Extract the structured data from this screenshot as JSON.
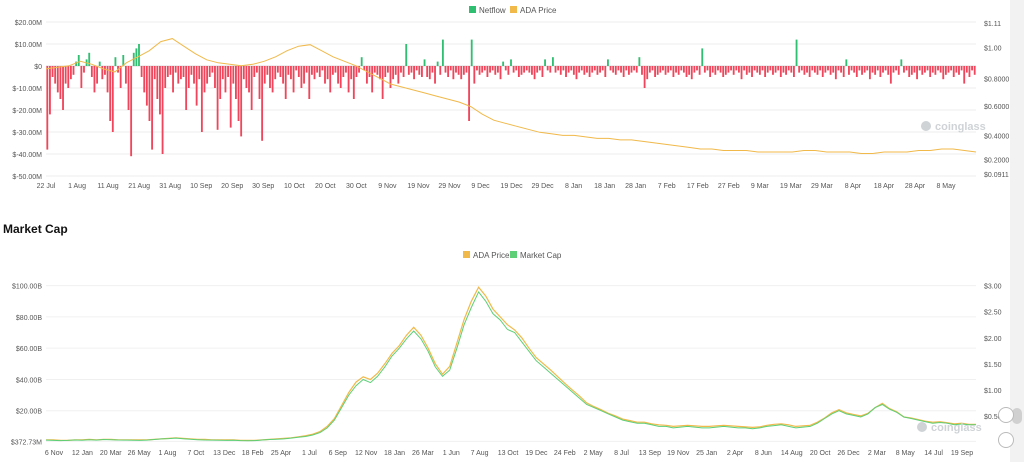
{
  "chart_data": [
    {
      "type": "bar",
      "legend_position": "top-center",
      "series": [
        {
          "name": "Netflow",
          "color": "#2fbf71"
        },
        {
          "name": "ADA Price",
          "color": "#f0b94a"
        }
      ],
      "y_left_ticks": [
        "$20.00M",
        "$10.00M",
        "$0",
        "$-10.00M",
        "$-20.00M",
        "$-30.00M",
        "$-40.00M",
        "$-50.00M"
      ],
      "y_left_range": [
        -50,
        20
      ],
      "y_right_ticks": [
        "$1.11",
        "$1.00",
        "$0.8000",
        "$0.6000",
        "$0.4000",
        "$0.2000",
        "$0.0911"
      ],
      "y_right_range": [
        0.0911,
        1.11
      ],
      "x_ticks": [
        "22 Jul",
        "1 Aug",
        "11 Aug",
        "21 Aug",
        "31 Aug",
        "10 Sep",
        "20 Sep",
        "30 Sep",
        "10 Oct",
        "20 Oct",
        "30 Oct",
        "9 Nov",
        "19 Nov",
        "29 Nov",
        "9 Dec",
        "19 Dec",
        "29 Dec",
        "8 Jan",
        "18 Jan",
        "28 Jan",
        "7 Feb",
        "17 Feb",
        "27 Feb",
        "9 Mar",
        "19 Mar",
        "29 Mar",
        "8 Apr",
        "18 Apr",
        "28 Apr",
        "8 May"
      ],
      "netflow_values_millions": [
        -38,
        -22,
        -5,
        -8,
        -12,
        -15,
        -20,
        -8,
        -10,
        -6,
        -4,
        2,
        5,
        -10,
        -3,
        3,
        6,
        -5,
        -12,
        -8,
        2,
        -6,
        -4,
        -12,
        -25,
        -30,
        4,
        -3,
        -10,
        5,
        -8,
        -20,
        -41,
        6,
        8,
        10,
        -5,
        -12,
        -18,
        -25,
        -38,
        -6,
        -15,
        -22,
        -40,
        -10,
        -5,
        -4,
        -12,
        -3,
        -8,
        -6,
        -5,
        -20,
        -10,
        -4,
        -8,
        -18,
        -6,
        -30,
        -12,
        -8,
        -5,
        -3,
        -10,
        -29,
        -15,
        -6,
        -12,
        -5,
        -28,
        -8,
        -15,
        -25,
        -32,
        -6,
        -10,
        -12,
        -20,
        -5,
        -3,
        -15,
        -34,
        -8,
        -4,
        -10,
        -12,
        -6,
        -3,
        -5,
        -8,
        -15,
        -4,
        -6,
        -12,
        -2,
        -5,
        -10,
        -8,
        -3,
        -15,
        -4,
        -6,
        -3,
        -5,
        -2,
        -8,
        -6,
        -12,
        -4,
        -3,
        -8,
        -10,
        -5,
        -3,
        -12,
        -6,
        -15,
        -5,
        -3,
        4,
        -2,
        -8,
        -5,
        -12,
        -3,
        -4,
        -6,
        -15,
        -5,
        -3,
        -10,
        -6,
        -4,
        -8,
        -3,
        -5,
        10,
        -4,
        -3,
        -6,
        -2,
        -4,
        -5,
        3,
        -5,
        -6,
        -3,
        -8,
        2,
        -4,
        12,
        -3,
        -5,
        -2,
        -6,
        -3,
        -4,
        -6,
        -4,
        -3,
        -25,
        12,
        -8,
        -2,
        -4,
        -3,
        -2,
        -5,
        -3,
        -2,
        -4,
        -3,
        -6,
        2,
        -2,
        -4,
        3,
        -3,
        -2,
        -5,
        -4,
        -3,
        -2,
        -3,
        -4,
        -6,
        -3,
        -2,
        -5,
        3,
        -2,
        -3,
        4,
        -3,
        -2,
        -4,
        -2,
        -5,
        -3,
        -2,
        -4,
        -6,
        -3,
        -2,
        -4,
        -3,
        -5,
        -3,
        -2,
        -4,
        -3,
        -2,
        -5,
        3,
        -2,
        -3,
        -4,
        -2,
        -3,
        -5,
        -2,
        -4,
        -3,
        -2,
        -3,
        4,
        -4,
        -10,
        -6,
        -3,
        -2,
        -5,
        -4,
        -3,
        -2,
        -4,
        -3,
        -2,
        -5,
        -3,
        -4,
        -2,
        -3,
        -5,
        -4,
        -6,
        -3,
        -2,
        -4,
        8,
        -3,
        -2,
        -5,
        -3,
        -4,
        -2,
        -3,
        -5,
        -4,
        -3,
        -2,
        -4,
        -2,
        -3,
        -6,
        -2,
        -4,
        -3,
        -5,
        -2,
        -3,
        -4,
        -2,
        -5,
        -3,
        -2,
        -4,
        -3,
        -2,
        -5,
        -3,
        -4,
        -2,
        -3,
        -5,
        12,
        -3,
        -2,
        -4,
        -3,
        -5,
        -2,
        -3,
        -4,
        -2,
        -5,
        -3,
        -2,
        -4,
        -3,
        -6,
        -2,
        -3,
        -5,
        3,
        -4,
        -2,
        -3,
        -5,
        -2,
        -4,
        -3,
        -2,
        -6,
        -3,
        -4,
        -2,
        -5,
        -3,
        -2,
        -4,
        -8,
        -3,
        -2,
        -4,
        3,
        -3,
        -2,
        -5,
        -4,
        -3,
        -6,
        -2,
        -4,
        -3,
        -2,
        -5,
        -3,
        -4,
        -2,
        -3,
        -6,
        -4,
        -3,
        -2,
        -5,
        -3,
        -4,
        -2,
        -8,
        -3,
        -5,
        -2,
        -4
      ],
      "price_values": [
        0.8,
        0.81,
        0.82,
        0.85,
        0.83,
        0.8,
        0.78,
        0.84,
        0.88,
        0.92,
        0.98,
        1.0,
        0.95,
        0.9,
        0.86,
        0.84,
        0.83,
        0.82,
        0.83,
        0.85,
        0.88,
        0.92,
        0.95,
        0.96,
        0.92,
        0.88,
        0.85,
        0.82,
        0.78,
        0.74,
        0.7,
        0.68,
        0.66,
        0.64,
        0.62,
        0.6,
        0.58,
        0.55,
        0.5,
        0.46,
        0.44,
        0.42,
        0.4,
        0.38,
        0.37,
        0.36,
        0.36,
        0.35,
        0.34,
        0.34,
        0.33,
        0.33,
        0.32,
        0.31,
        0.3,
        0.29,
        0.28,
        0.27,
        0.27,
        0.26,
        0.26,
        0.26,
        0.25,
        0.25,
        0.25,
        0.25,
        0.26,
        0.26,
        0.25,
        0.25,
        0.25,
        0.24,
        0.24,
        0.25,
        0.25,
        0.25,
        0.26,
        0.26,
        0.27,
        0.27,
        0.26,
        0.25
      ],
      "watermark": "coinglass"
    },
    {
      "type": "line",
      "title": "Market Cap",
      "legend_position": "top-center",
      "series": [
        {
          "name": "ADA Price",
          "color": "#f0b94a"
        },
        {
          "name": "Market Cap",
          "color": "#5ccf77"
        }
      ],
      "y_left_ticks": [
        "$100.00B",
        "$80.00B",
        "$60.00B",
        "$40.00B",
        "$20.00B",
        "$372.73M"
      ],
      "y_left_range": [
        0.37273,
        100
      ],
      "y_right_ticks": [
        "$3.00",
        "$2.50",
        "$2.00",
        "$1.50",
        "$1.00",
        "$0.50"
      ],
      "y_right_range": [
        0,
        3.0
      ],
      "x_ticks": [
        "6 Nov",
        "12 Jan",
        "20 Mar",
        "26 May",
        "1 Aug",
        "7 Oct",
        "13 Dec",
        "18 Feb",
        "25 Apr",
        "1 Jul",
        "6 Sep",
        "12 Nov",
        "18 Jan",
        "26 Mar",
        "1 Jun",
        "7 Aug",
        "13 Oct",
        "19 Dec",
        "24 Feb",
        "2 May",
        "8 Jul",
        "13 Sep",
        "19 Nov",
        "25 Jan",
        "2 Apr",
        "8 Jun",
        "14 Aug",
        "20 Oct",
        "26 Dec",
        "2 Mar",
        "8 May",
        "14 Jul",
        "19 Sep"
      ],
      "market_cap_values_billions": [
        1.2,
        1.0,
        0.9,
        1.0,
        1.3,
        1.1,
        1.4,
        1.2,
        1.6,
        1.5,
        1.3,
        1.2,
        1.1,
        1.0,
        1.2,
        1.6,
        2.0,
        2.2,
        2.5,
        2.1,
        1.7,
        1.5,
        1.3,
        1.2,
        1.1,
        1.0,
        1.1,
        0.9,
        0.8,
        0.9,
        1.3,
        1.6,
        1.8,
        2.0,
        2.5,
        3.0,
        3.5,
        4.5,
        6.0,
        9,
        14,
        22,
        30,
        36,
        40,
        38,
        42,
        48,
        55,
        60,
        66,
        71,
        66,
        58,
        48,
        42,
        46,
        60,
        75,
        86,
        96,
        90,
        82,
        78,
        72,
        70,
        64,
        58,
        52,
        48,
        44,
        40,
        36,
        32,
        28,
        24,
        22,
        20,
        18,
        16,
        14,
        13,
        12,
        12,
        11,
        10,
        10,
        9,
        9.5,
        10,
        9.5,
        9,
        9,
        9.5,
        10,
        9.5,
        9,
        9,
        8.5,
        9,
        10,
        10.5,
        11,
        10,
        9,
        9.5,
        10,
        12,
        15,
        18,
        20,
        18,
        17,
        16,
        18,
        22,
        24,
        21,
        19,
        16,
        15,
        14,
        13,
        12,
        12.5,
        12,
        11,
        11.5,
        11,
        11
      ],
      "price_values_usd": [
        0.04,
        0.04,
        0.03,
        0.03,
        0.04,
        0.04,
        0.05,
        0.04,
        0.05,
        0.05,
        0.04,
        0.04,
        0.04,
        0.04,
        0.04,
        0.05,
        0.06,
        0.07,
        0.08,
        0.07,
        0.06,
        0.05,
        0.05,
        0.04,
        0.04,
        0.04,
        0.04,
        0.03,
        0.03,
        0.03,
        0.04,
        0.05,
        0.06,
        0.07,
        0.08,
        0.1,
        0.12,
        0.15,
        0.2,
        0.3,
        0.45,
        0.7,
        0.95,
        1.15,
        1.25,
        1.2,
        1.32,
        1.5,
        1.7,
        1.85,
        2.05,
        2.2,
        2.05,
        1.8,
        1.5,
        1.3,
        1.45,
        1.9,
        2.35,
        2.7,
        2.97,
        2.8,
        2.55,
        2.4,
        2.25,
        2.15,
        2.0,
        1.8,
        1.62,
        1.5,
        1.38,
        1.25,
        1.12,
        1.0,
        0.88,
        0.75,
        0.68,
        0.62,
        0.55,
        0.5,
        0.44,
        0.41,
        0.38,
        0.38,
        0.35,
        0.33,
        0.32,
        0.3,
        0.31,
        0.32,
        0.31,
        0.3,
        0.3,
        0.31,
        0.32,
        0.31,
        0.3,
        0.29,
        0.28,
        0.29,
        0.32,
        0.34,
        0.35,
        0.33,
        0.3,
        0.31,
        0.32,
        0.38,
        0.46,
        0.56,
        0.62,
        0.56,
        0.53,
        0.5,
        0.55,
        0.66,
        0.74,
        0.64,
        0.58,
        0.48,
        0.46,
        0.43,
        0.4,
        0.38,
        0.39,
        0.37,
        0.35,
        0.36,
        0.34,
        0.34
      ],
      "watermark": "coinglass"
    }
  ]
}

» Required work:
Count how many lines hold the string "name" and give that number alone.

» In response:
4